[TEXT UNDER STUDY]:
──────

I would like to start the journey to explain calculus. This journey actually started with algebra and trigonometry. Calculus is heavily into functions so a review of functions and the associated notation is timely.
Instead of relating a variable with another using the common variables x and y where y is all by itself in the left side (eg y = 3x² -7x + 2), we can replace y with f(x): y = f(x) = 3x² -7x + 2. This notation highlights the fact that x is an independent variable (that is, we are free to choose a valid value of x), but once we do, y or its new notation f(x), depends on the value of x that was chosen. So y is the dependent variable.
This notation also results in simplifying desired operations. Instead of saying “Evaluate y when x = 3″, you can just write f(3). So given a definition of a function, you replace the independent variable with whatever is in the brackets:
f(x) = 3x² -7x + 2
f(3) = 3(3)² -7(3) + 2 = 8
The thing in the brackets does not have to be a number. It can be another variable or even an algebraic expression:
f(x) = 3x² -7x + 2
f(a) = 3a² -7a + 2
f(x+h) = 3(x+h)² -7(x+h) + 2
You can even have functions of functions:
f(x) = 3x² – 5x + 1
g(x) = x² – 7
f[g(x)] = f(x² – 7) = 3(x² – 7)² – 5(x² – 7) + 1
g[f(x)] = g(3x² – 5x + 1) = (3x² – 5x + 1)² – 7
The domain of a function is all the valid values of x that can be used. Many times, the domain of a function (like f(x) and g(x) above) is just any real number. But there are functions where you cannot use just any number. For example, consider
\[ {f}{(}{x}{)}\hspace{0.33em}{=}\hspace{0.33em}\frac{3}{{x}{-}{2}} \]There is one value of x you cannot use. That value is 2 because that will make the denominator 0, and as you know, this will bring the maths police to your door. So the domain of this function is all real numbers except for 0.
Now consider
\[ {f}{(}{x}{)}\hspace{0.33em}{=}\hspace{0.33em}\sqrt{{x}{-}{2}} \]Another illegal operation is taking the square root of a negative number. The requirement for this function is that x – 2 has to be 0 or greater. For this to be true, x must be greater than or equal to 2. The phrase ” greater than or equal to” can be replaced by the maths symbol ≥. So the domain of this function is x ≥ 2.
There are other reasons why the domain of a function is restricted, but the most common things to look for is dividing by 0 or taking the square root (or any even root) of a negative number.
I will be using functional notation in the following posts extensively. You will become very familiar and comfortable with it.

──────

(Document understanding data)
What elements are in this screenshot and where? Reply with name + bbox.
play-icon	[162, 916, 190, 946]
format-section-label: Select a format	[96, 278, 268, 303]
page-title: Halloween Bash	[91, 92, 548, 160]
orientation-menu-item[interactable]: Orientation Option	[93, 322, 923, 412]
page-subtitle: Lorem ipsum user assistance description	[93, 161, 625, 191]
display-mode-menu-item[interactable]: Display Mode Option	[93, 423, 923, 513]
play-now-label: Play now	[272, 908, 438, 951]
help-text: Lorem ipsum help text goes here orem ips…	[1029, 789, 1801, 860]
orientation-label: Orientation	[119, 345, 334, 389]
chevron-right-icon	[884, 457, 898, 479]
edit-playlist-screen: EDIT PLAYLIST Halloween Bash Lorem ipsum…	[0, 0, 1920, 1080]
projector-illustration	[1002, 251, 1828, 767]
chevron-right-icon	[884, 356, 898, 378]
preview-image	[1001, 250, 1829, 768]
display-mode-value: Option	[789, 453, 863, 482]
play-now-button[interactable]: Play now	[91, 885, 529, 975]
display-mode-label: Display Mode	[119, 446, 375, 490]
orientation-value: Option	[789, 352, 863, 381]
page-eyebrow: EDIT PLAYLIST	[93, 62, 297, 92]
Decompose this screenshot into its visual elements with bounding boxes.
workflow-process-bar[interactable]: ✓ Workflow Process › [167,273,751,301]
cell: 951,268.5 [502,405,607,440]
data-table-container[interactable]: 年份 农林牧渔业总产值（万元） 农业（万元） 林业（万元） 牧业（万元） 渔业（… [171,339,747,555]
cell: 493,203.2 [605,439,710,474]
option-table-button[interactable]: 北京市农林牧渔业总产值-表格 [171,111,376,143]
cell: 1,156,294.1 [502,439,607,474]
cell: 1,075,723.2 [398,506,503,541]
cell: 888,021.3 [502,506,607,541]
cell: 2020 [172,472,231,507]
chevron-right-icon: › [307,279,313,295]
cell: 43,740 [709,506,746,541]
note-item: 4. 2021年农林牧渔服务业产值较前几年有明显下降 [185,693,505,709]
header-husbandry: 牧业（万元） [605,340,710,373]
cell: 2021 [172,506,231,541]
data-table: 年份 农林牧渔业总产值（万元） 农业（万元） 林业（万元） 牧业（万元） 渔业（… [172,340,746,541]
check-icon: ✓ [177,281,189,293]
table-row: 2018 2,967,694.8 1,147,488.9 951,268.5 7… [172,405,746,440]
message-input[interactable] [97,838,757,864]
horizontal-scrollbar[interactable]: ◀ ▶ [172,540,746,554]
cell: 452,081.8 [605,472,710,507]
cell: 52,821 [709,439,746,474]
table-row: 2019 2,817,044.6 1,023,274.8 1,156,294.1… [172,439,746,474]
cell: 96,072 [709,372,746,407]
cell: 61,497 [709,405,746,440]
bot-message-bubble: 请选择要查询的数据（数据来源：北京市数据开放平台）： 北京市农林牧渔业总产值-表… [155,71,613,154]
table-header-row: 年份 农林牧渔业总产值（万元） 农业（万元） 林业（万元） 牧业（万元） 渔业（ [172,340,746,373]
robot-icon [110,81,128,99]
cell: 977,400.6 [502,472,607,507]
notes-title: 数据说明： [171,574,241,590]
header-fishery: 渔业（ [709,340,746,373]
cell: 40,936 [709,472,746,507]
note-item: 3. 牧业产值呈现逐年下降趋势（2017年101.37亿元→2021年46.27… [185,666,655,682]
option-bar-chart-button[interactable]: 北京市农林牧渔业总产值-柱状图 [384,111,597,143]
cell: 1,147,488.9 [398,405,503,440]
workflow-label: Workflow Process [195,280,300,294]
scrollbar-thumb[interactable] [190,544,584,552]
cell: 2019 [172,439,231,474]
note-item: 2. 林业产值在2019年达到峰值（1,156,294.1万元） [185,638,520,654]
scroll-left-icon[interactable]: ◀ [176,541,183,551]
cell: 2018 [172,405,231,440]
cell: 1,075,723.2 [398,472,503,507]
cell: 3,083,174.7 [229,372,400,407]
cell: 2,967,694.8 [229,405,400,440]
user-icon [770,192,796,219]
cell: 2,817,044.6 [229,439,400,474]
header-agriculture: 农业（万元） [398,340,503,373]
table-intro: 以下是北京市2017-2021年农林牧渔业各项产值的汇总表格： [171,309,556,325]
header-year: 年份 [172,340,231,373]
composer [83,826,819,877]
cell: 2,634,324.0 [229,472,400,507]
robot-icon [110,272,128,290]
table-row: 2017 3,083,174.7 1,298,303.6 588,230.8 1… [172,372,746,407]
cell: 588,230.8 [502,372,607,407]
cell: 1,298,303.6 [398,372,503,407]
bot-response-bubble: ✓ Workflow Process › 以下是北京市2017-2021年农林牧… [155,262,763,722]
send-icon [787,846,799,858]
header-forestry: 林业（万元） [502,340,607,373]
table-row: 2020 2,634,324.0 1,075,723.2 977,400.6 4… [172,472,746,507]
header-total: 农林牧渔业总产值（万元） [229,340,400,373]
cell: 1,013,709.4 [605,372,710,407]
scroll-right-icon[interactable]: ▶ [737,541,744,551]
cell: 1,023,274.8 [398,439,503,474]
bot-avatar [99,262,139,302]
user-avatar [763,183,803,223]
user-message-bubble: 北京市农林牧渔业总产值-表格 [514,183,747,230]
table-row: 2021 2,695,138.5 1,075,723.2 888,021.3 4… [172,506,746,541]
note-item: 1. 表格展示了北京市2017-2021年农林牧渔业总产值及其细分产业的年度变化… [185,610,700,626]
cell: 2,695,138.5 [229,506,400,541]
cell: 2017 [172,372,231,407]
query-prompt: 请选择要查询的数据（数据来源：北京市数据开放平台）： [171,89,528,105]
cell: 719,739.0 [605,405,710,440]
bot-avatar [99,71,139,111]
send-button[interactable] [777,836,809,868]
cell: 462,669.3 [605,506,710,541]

──────

[PROBLEM]:
Edit the stretch of the function notation text from "I would like" through "the dependent variable." so that "notation" becomes "symbolism" throughout. These entries have no connection to the text about function notation.

[TASK SOLUTION]:
I would like to start the journey to explain calculus. This journey actually started with algebra and trigonometry. Calculus is heavily into functions so a review of functions and the associated symbolism is timely.
Instead of relating a variable with another using the common variables x and y where y is all by itself in the left side (eg y = 3x² -7x + 2), we can replace y with f(x): y = f(x) = 3x² -7x + 2. This symbolism highlights the fact that x is an independent variable (that is, we are free to choose a valid value of x), but once we do, y or its new symbolism f(x), depends on the value of x that was chosen. So y is the dependent variable.